» EXERCISE DETAILS:
Scan the records for the word "DESKTOP". Copy each line that includes it.

---- DATASET

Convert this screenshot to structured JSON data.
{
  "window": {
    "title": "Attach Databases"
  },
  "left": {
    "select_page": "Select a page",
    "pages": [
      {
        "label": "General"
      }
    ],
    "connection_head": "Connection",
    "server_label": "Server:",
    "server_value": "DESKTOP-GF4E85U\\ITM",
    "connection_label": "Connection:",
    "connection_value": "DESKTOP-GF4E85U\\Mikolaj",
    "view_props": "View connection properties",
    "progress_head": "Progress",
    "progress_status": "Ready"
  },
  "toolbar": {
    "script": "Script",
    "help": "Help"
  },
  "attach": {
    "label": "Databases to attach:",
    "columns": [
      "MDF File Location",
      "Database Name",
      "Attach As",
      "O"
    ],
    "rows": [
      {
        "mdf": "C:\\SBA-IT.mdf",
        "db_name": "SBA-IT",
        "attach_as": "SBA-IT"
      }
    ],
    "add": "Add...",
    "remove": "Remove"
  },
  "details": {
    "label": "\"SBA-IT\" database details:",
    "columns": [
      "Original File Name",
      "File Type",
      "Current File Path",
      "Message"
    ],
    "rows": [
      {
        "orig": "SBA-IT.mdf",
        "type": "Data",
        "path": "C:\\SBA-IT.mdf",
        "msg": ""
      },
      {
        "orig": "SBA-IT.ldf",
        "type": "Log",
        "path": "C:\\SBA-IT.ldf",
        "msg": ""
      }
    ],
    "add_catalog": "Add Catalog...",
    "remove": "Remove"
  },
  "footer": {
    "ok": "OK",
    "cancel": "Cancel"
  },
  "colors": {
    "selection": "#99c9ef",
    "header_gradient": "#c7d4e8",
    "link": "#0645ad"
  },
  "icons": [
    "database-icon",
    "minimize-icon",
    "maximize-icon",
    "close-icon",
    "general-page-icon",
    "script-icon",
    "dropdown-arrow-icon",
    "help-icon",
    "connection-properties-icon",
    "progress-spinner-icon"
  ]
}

--------
---- DATASET

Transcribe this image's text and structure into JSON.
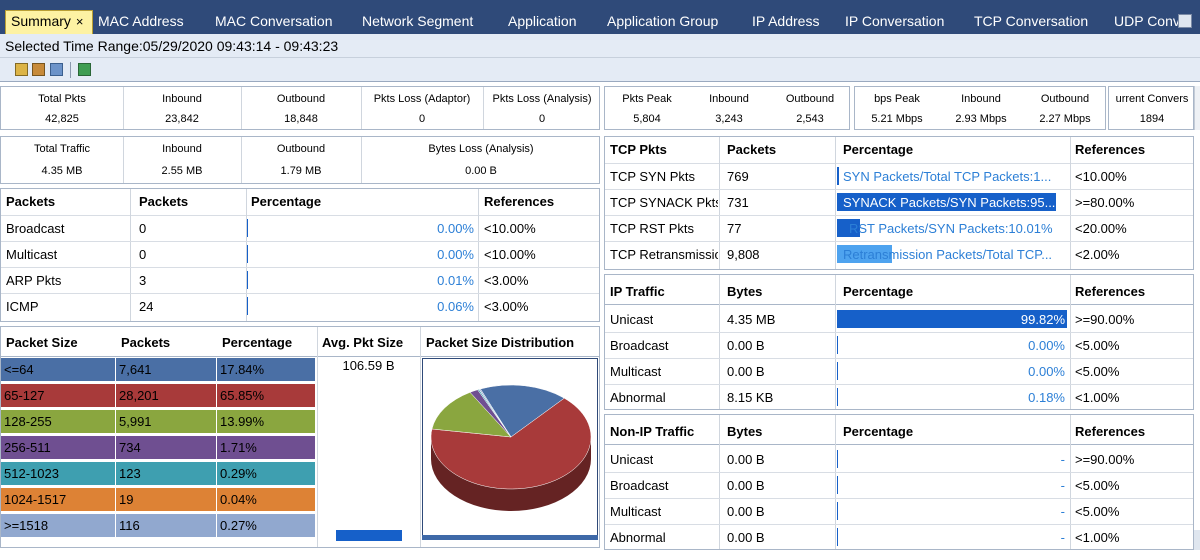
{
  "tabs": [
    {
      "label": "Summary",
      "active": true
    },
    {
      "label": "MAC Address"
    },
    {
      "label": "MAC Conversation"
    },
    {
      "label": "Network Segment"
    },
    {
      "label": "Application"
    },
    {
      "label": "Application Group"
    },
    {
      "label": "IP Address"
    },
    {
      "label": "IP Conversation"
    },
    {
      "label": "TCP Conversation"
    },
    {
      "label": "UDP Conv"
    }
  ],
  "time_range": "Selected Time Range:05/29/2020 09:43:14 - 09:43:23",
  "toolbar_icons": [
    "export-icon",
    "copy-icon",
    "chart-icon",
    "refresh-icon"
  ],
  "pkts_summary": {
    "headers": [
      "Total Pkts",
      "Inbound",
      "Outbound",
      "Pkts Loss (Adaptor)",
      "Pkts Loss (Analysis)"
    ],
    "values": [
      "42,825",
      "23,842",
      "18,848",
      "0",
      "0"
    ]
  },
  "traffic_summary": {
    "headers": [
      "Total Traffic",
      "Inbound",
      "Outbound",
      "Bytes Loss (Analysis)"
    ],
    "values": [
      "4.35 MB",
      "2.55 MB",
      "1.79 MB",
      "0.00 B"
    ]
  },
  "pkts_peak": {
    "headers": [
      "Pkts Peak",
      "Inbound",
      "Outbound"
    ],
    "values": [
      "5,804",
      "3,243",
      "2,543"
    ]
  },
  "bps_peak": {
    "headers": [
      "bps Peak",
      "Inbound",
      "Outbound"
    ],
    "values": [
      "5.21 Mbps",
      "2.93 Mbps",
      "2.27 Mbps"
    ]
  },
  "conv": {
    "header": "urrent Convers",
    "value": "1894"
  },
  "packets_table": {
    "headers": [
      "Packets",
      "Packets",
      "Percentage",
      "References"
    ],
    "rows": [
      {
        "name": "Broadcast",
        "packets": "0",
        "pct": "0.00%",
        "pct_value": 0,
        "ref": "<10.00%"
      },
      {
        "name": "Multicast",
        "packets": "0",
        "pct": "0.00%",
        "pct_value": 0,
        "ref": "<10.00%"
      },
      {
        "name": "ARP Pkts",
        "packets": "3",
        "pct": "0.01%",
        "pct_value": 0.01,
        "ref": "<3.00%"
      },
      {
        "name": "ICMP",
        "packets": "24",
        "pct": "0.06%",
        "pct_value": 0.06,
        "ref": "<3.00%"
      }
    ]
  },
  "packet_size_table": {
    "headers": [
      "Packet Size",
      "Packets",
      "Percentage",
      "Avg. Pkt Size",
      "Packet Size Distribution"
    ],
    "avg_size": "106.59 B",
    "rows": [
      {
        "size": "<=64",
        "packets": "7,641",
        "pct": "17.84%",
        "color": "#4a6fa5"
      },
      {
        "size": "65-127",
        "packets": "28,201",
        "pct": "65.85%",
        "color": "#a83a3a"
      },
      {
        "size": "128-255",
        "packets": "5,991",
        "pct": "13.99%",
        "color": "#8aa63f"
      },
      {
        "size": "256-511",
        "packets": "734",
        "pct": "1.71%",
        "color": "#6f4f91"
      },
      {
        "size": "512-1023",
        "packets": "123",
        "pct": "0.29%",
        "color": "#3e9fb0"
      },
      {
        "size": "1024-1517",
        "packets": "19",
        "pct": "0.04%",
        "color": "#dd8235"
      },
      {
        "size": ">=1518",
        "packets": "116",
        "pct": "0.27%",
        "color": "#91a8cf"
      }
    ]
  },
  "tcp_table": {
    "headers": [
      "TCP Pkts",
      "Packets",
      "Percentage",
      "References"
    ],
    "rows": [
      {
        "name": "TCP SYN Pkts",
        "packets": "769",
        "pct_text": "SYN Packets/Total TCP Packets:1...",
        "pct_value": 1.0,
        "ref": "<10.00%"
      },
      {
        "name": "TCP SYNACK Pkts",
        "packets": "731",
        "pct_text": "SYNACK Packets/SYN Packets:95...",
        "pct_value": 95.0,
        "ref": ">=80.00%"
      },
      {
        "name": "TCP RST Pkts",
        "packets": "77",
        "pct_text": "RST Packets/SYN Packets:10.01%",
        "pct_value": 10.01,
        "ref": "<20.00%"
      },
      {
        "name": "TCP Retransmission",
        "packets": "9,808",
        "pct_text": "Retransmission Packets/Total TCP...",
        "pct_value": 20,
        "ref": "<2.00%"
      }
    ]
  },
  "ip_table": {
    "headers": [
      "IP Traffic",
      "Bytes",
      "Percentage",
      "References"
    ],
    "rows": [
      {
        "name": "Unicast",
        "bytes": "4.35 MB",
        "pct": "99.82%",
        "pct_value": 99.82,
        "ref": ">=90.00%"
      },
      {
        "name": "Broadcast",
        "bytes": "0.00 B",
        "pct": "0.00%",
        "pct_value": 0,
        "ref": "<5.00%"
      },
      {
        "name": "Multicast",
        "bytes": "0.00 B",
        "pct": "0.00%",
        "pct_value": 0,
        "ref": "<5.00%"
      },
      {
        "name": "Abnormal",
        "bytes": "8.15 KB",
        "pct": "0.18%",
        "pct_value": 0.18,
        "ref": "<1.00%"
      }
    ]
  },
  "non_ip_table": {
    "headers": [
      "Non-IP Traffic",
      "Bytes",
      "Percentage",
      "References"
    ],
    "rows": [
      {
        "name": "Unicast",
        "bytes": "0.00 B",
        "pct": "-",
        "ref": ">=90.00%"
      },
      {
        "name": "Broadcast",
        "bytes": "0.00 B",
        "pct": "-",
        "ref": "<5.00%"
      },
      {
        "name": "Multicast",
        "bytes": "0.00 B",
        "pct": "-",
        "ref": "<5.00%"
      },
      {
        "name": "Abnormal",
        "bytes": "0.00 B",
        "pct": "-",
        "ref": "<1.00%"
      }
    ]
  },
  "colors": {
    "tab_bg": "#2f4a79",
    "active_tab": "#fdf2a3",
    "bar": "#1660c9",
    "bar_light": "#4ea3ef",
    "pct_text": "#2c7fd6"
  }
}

--------

» ANSWER TO THE TASK:
    "server_value": "DESKTOP-GF4E85U\\ITM",
    "connection_value": "DESKTOP-GF4E85U\\Mikolaj",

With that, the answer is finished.